**Records from a collection**

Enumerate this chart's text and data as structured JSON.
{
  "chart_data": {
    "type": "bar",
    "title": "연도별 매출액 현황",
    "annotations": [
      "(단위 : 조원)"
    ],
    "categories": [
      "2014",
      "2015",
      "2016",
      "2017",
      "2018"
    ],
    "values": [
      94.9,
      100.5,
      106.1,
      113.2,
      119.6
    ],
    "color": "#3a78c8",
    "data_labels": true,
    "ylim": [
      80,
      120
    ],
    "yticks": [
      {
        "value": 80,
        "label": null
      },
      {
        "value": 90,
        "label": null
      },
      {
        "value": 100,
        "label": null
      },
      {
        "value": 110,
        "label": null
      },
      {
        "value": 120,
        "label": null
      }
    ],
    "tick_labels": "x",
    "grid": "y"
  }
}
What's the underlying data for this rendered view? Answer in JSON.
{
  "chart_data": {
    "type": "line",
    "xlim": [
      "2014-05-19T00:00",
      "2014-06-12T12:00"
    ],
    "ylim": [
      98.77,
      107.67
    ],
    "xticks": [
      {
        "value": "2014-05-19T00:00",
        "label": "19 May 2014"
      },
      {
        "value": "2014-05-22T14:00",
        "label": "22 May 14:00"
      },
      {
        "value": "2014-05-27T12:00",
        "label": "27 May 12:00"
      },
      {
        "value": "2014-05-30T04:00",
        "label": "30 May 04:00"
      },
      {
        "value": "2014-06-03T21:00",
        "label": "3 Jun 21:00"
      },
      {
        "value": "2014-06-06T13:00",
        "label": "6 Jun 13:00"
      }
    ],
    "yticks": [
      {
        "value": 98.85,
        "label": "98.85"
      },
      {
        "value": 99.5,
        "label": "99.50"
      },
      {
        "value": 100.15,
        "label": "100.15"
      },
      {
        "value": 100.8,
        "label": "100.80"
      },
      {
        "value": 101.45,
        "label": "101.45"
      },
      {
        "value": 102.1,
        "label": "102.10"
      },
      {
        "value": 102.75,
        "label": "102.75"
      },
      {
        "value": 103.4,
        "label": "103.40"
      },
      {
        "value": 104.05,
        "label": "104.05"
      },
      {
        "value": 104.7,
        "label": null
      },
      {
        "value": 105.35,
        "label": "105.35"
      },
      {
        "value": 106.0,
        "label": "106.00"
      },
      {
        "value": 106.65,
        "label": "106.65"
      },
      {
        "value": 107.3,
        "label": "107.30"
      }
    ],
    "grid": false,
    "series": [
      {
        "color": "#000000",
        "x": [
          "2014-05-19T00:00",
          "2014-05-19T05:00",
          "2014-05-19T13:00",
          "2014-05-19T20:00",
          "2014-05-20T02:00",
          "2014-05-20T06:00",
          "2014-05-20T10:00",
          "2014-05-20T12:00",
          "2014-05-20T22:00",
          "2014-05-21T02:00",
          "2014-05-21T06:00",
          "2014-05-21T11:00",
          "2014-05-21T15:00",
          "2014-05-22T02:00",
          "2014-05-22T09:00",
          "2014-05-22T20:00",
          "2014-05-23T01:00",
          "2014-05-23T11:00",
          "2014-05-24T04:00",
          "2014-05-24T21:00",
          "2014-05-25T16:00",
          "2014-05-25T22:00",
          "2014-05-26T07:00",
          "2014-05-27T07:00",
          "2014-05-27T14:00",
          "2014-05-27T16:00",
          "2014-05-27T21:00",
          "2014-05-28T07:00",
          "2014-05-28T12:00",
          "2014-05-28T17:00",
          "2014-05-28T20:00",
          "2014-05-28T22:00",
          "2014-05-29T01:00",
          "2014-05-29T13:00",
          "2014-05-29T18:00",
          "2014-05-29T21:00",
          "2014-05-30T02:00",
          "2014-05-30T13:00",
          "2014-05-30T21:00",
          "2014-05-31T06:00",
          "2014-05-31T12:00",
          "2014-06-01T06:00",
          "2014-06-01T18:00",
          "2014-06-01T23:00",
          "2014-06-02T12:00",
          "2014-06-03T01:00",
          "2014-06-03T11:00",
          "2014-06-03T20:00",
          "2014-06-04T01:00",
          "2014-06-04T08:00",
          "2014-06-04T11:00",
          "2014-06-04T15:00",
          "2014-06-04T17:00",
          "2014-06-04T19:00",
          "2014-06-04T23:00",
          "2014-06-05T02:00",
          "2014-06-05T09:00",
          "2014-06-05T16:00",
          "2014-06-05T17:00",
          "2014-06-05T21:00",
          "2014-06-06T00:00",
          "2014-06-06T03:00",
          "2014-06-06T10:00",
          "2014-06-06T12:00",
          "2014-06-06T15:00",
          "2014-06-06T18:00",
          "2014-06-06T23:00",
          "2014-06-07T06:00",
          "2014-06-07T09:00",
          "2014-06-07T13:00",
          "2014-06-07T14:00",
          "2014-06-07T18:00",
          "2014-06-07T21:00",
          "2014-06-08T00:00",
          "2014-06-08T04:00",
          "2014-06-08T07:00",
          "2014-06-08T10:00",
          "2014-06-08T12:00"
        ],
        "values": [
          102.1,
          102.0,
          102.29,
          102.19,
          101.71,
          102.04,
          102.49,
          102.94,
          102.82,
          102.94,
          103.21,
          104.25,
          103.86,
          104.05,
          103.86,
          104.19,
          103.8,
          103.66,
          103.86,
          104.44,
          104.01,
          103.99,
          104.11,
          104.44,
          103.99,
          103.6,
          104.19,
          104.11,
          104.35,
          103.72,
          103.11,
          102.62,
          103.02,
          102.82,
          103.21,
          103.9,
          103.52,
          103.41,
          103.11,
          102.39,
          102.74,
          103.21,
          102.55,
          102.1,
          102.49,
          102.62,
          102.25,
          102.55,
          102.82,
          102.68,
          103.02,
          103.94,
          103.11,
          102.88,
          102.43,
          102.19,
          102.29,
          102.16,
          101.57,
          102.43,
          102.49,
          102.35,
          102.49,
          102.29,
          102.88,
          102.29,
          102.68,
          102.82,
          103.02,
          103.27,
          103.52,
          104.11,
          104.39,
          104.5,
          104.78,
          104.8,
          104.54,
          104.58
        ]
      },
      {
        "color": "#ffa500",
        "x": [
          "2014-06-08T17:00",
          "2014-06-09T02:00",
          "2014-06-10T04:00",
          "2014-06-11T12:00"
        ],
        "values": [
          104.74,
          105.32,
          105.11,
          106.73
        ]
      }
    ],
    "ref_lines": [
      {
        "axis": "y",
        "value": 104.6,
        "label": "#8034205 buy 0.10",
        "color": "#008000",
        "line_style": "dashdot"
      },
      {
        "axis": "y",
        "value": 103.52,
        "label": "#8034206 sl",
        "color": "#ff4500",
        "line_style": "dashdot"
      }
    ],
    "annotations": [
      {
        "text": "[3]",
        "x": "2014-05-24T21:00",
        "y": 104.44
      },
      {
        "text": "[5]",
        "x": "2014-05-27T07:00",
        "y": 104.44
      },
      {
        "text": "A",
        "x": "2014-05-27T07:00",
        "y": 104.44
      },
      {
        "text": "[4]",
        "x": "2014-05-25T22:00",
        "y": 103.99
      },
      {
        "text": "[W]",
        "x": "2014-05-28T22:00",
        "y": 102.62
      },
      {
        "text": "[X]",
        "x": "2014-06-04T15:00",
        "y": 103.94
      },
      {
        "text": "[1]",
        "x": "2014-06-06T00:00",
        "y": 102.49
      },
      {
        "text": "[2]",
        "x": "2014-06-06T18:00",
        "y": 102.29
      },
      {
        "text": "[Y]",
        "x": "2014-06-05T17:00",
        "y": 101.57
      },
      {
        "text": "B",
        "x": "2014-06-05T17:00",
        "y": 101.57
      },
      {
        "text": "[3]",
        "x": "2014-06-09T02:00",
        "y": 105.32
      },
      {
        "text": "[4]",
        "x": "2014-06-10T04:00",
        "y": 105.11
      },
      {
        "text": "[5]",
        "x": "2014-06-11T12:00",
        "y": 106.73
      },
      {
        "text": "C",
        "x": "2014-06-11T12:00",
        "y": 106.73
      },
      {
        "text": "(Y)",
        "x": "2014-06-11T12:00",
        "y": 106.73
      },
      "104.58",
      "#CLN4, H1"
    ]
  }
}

**EXERCISE REQUIREMENTS**
State the number of lines that contain the string "color", with no other words.

**RESULT**
5